* Begin DATASET RECORDS *
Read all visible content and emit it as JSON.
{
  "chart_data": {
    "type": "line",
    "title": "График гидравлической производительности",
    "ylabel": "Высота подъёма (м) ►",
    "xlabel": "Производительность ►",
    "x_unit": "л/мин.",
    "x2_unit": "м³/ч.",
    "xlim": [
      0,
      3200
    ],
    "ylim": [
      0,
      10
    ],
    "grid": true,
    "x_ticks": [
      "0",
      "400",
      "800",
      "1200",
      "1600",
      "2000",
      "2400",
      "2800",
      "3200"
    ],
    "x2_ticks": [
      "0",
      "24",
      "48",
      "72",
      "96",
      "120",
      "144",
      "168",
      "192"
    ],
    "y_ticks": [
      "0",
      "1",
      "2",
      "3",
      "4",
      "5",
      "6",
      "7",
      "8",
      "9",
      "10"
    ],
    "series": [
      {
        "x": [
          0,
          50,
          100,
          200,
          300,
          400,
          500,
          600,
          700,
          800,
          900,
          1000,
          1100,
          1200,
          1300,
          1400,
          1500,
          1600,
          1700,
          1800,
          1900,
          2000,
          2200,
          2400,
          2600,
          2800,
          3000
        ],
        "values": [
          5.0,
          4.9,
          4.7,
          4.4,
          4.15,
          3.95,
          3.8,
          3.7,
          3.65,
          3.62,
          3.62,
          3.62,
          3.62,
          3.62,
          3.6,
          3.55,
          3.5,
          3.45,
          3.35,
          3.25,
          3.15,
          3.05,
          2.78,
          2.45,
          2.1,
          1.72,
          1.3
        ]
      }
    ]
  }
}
* End DATASET RECORDS *
GIVEN PROBLEM:
Your task is to repeat the data exactly; please include every line.

FINAL ANSWER:
Read all visible content and emit it as JSON.
{
  "chart_data": {
    "type": "line",
    "title": "График гидравлической производительности",
    "ylabel": "Высота подъёма (м) ►",
    "xlabel": "Производительность ►",
    "x_unit": "л/мин.",
    "x2_unit": "м³/ч.",
    "xlim": [
      0,
      3200
    ],
    "ylim": [
      0,
      10
    ],
    "grid": true,
    "x_ticks": [
      "0",
      "400",
      "800",
      "1200",
      "1600",
      "2000",
      "2400",
      "2800",
      "3200"
    ],
    "x2_ticks": [
      "0",
      "24",
      "48",
      "72",
      "96",
      "120",
      "144",
      "168",
      "192"
    ],
    "y_ticks": [
      "0",
      "1",
      "2",
      "3",
      "4",
      "5",
      "6",
      "7",
      "8",
      "9",
      "10"
    ],
    "series": [
      {
        "x": [
          0,
          50,
          100,
          200,
          300,
          400,
          500,
          600,
          700,
          800,
          900,
          1000,
          1100,
          1200,
          1300,
          1400,
          1500,
          1600,
          1700,
          1800,
          1900,
          2000,
          2200,
          2400,
          2600,
          2800,
          3000
        ],
        "values": [
          5.0,
          4.9,
          4.7,
          4.4,
          4.15,
          3.95,
          3.8,
          3.7,
          3.65,
          3.62,
          3.62,
          3.62,
          3.62,
          3.62,
          3.6,
          3.55,
          3.5,
          3.45,
          3.35,
          3.25,
          3.15,
          3.05,
          2.78,
          2.45,
          2.1,
          1.72,
          1.3
        ]
      }
    ]
  }
}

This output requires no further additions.